• CHALLENGE:
Leave the pictures out and print every record below exactly as it stands.

• ITEMS:
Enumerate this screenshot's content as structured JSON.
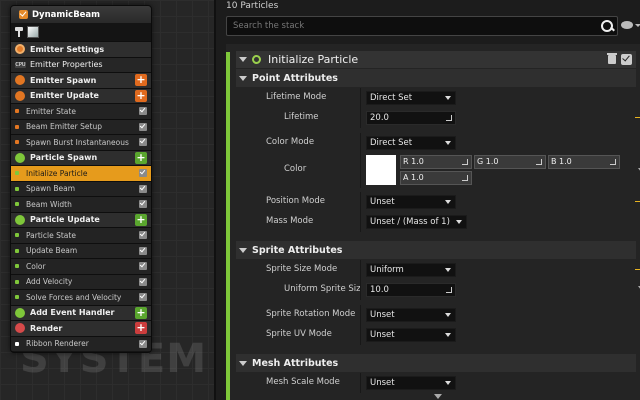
{
  "system": {
    "emitter_name": "DynamicBeam",
    "watermark": "SYSTEM",
    "rows": [
      {
        "label": "Emitter Settings",
        "kind": "group",
        "icon": "settings-icon",
        "action": "none"
      },
      {
        "label": "Emitter Properties",
        "kind": "group-sub",
        "icon": "cpu-icon",
        "action": "none",
        "badge": "CPU"
      },
      {
        "label": "Emitter Spawn",
        "kind": "group",
        "icon": "emitter-spawn-icon",
        "action": "add-orange"
      },
      {
        "label": "Emitter Update",
        "kind": "group",
        "icon": "emitter-update-icon",
        "action": "add-orange"
      },
      {
        "label": "Emitter State",
        "kind": "module",
        "dot": "#e27622"
      },
      {
        "label": "Beam Emitter Setup",
        "kind": "module",
        "dot": "#e27622"
      },
      {
        "label": "Spawn Burst Instantaneous",
        "kind": "module",
        "dot": "#e27622"
      },
      {
        "label": "Particle Spawn",
        "kind": "group",
        "icon": "particle-spawn-icon",
        "action": "add-green"
      },
      {
        "label": "Initialize Particle",
        "kind": "module",
        "dot": "#7fc73a",
        "selected": true
      },
      {
        "label": "Spawn Beam",
        "kind": "module",
        "dot": "#7fc73a"
      },
      {
        "label": "Beam Width",
        "kind": "module",
        "dot": "#7fc73a"
      },
      {
        "label": "Particle Update",
        "kind": "group",
        "icon": "particle-update-icon",
        "action": "add-green"
      },
      {
        "label": "Particle State",
        "kind": "module",
        "dot": "#7fc73a"
      },
      {
        "label": "Update Beam",
        "kind": "module",
        "dot": "#7fc73a"
      },
      {
        "label": "Color",
        "kind": "module",
        "dot": "#7fc73a"
      },
      {
        "label": "Add Velocity",
        "kind": "module",
        "dot": "#7fc73a"
      },
      {
        "label": "Solve Forces and Velocity",
        "kind": "module",
        "dot": "#7fc73a"
      },
      {
        "label": "Add Event Handler",
        "kind": "group",
        "icon": "event-handler-icon",
        "action": "add-green"
      },
      {
        "label": "Render",
        "kind": "group",
        "icon": "render-icon",
        "action": "add-red"
      },
      {
        "label": "Ribbon Renderer",
        "kind": "module",
        "dot": "#ffffff"
      }
    ]
  },
  "details": {
    "particle_count": "10 Particles",
    "search_placeholder": "Search the stack",
    "module_title": "Initialize Particle",
    "point_attributes": {
      "title": "Point Attributes",
      "lifetime_mode_label": "Lifetime Mode",
      "lifetime_mode_value": "Direct Set",
      "lifetime_label": "Lifetime",
      "lifetime_value": "20.0",
      "color_mode_label": "Color Mode",
      "color_mode_value": "Direct Set",
      "color_label": "Color",
      "color_r": "R  1.0",
      "color_g": "G  1.0",
      "color_b": "B  1.0",
      "color_a": "A  1.0",
      "position_mode_label": "Position Mode",
      "position_mode_value": "Unset",
      "mass_mode_label": "Mass Mode",
      "mass_mode_value": "Unset / (Mass of 1)"
    },
    "sprite_attributes": {
      "title": "Sprite Attributes",
      "sprite_size_mode_label": "Sprite Size Mode",
      "sprite_size_mode_value": "Uniform",
      "uniform_sprite_size_label": "Uniform Sprite Size",
      "uniform_sprite_size_value": "10.0",
      "sprite_rotation_mode_label": "Sprite Rotation Mode",
      "sprite_rotation_mode_value": "Unset",
      "sprite_uv_mode_label": "Sprite UV Mode",
      "sprite_uv_mode_value": "Unset"
    },
    "mesh_attributes": {
      "title": "Mesh Attributes",
      "mesh_scale_mode_label": "Mesh Scale Mode",
      "mesh_scale_mode_value": "Unset"
    }
  }
}
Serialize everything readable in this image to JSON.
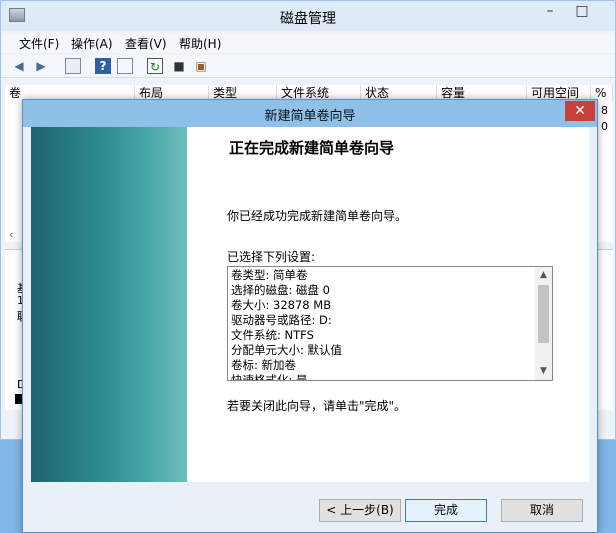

• REPLY TO THE TASK:
Enumerate this screenshot's content as structured JSON.
{
  "system": {
    "emitter_name": "DynamicBeam",
    "watermark": "SYSTEM",
    "rows": [
      {
        "label": "Emitter Settings",
        "kind": "group",
        "icon": "settings-icon",
        "action": "none"
      },
      {
        "label": "Emitter Properties",
        "kind": "group-sub",
        "icon": "cpu-icon",
        "action": "none",
        "badge": "CPU"
      },
      {
        "label": "Emitter Spawn",
        "kind": "group",
        "icon": "emitter-spawn-icon",
        "action": "add-orange"
      },
      {
        "label": "Emitter Update",
        "kind": "group",
        "icon": "emitter-update-icon",
        "action": "add-orange"
      },
      {
        "label": "Emitter State",
        "kind": "module",
        "dot": "#e27622"
      },
      {
        "label": "Beam Emitter Setup",
        "kind": "module",
        "dot": "#e27622"
      },
      {
        "label": "Spawn Burst Instantaneous",
        "kind": "module",
        "dot": "#e27622"
      },
      {
        "label": "Particle Spawn",
        "kind": "group",
        "icon": "particle-spawn-icon",
        "action": "add-green"
      },
      {
        "label": "Initialize Particle",
        "kind": "module",
        "dot": "#7fc73a",
        "selected": true
      },
      {
        "label": "Spawn Beam",
        "kind": "module",
        "dot": "#7fc73a"
      },
      {
        "label": "Beam Width",
        "kind": "module",
        "dot": "#7fc73a"
      },
      {
        "label": "Particle Update",
        "kind": "group",
        "icon": "particle-update-icon",
        "action": "add-green"
      },
      {
        "label": "Particle State",
        "kind": "module",
        "dot": "#7fc73a"
      },
      {
        "label": "Update Beam",
        "kind": "module",
        "dot": "#7fc73a"
      },
      {
        "label": "Color",
        "kind": "module",
        "dot": "#7fc73a"
      },
      {
        "label": "Add Velocity",
        "kind": "module",
        "dot": "#7fc73a"
      },
      {
        "label": "Solve Forces and Velocity",
        "kind": "module",
        "dot": "#7fc73a"
      },
      {
        "label": "Add Event Handler",
        "kind": "group",
        "icon": "event-handler-icon",
        "action": "add-green"
      },
      {
        "label": "Render",
        "kind": "group",
        "icon": "render-icon",
        "action": "add-red"
      },
      {
        "label": "Ribbon Renderer",
        "kind": "module",
        "dot": "#ffffff"
      }
    ]
  },
  "details": {
    "particle_count": "10 Particles",
    "search_placeholder": "Search the stack",
    "module_title": "Initialize Particle",
    "point_attributes": {
      "title": "Point Attributes",
      "lifetime_mode_label": "Lifetime Mode",
      "lifetime_mode_value": "Direct Set",
      "lifetime_label": "Lifetime",
      "lifetime_value": "20.0",
      "color_mode_label": "Color Mode",
      "color_mode_value": "Direct Set",
      "color_label": "Color",
      "color_r": "R  1.0",
      "color_g": "G  1.0",
      "color_b": "B  1.0",
      "color_a": "A  1.0",
      "position_mode_label": "Position Mode",
      "position_mode_value": "Unset",
      "mass_mode_label": "Mass Mode",
      "mass_mode_value": "Unset / (Mass of 1)"
    },
    "sprite_attributes": {
      "title": "Sprite Attributes",
      "sprite_size_mode_label": "Sprite Size Mode",
      "sprite_size_mode_value": "Uniform",
      "uniform_sprite_size_label": "Uniform Sprite Size",
      "uniform_sprite_size_value": "10.0",
      "sprite_rotation_mode_label": "Sprite Rotation Mode",
      "sprite_rotation_mode_value": "Unset",
      "sprite_uv_mode_label": "Sprite UV Mode",
      "sprite_uv_mode_value": "Unset"
    },
    "mesh_attributes": {
      "title": "Mesh Attributes",
      "mesh_scale_mode_label": "Mesh Scale Mode",
      "mesh_scale_mode_value": "Unset"
    }
  }
}
Serialize everything readable in this image to JSON.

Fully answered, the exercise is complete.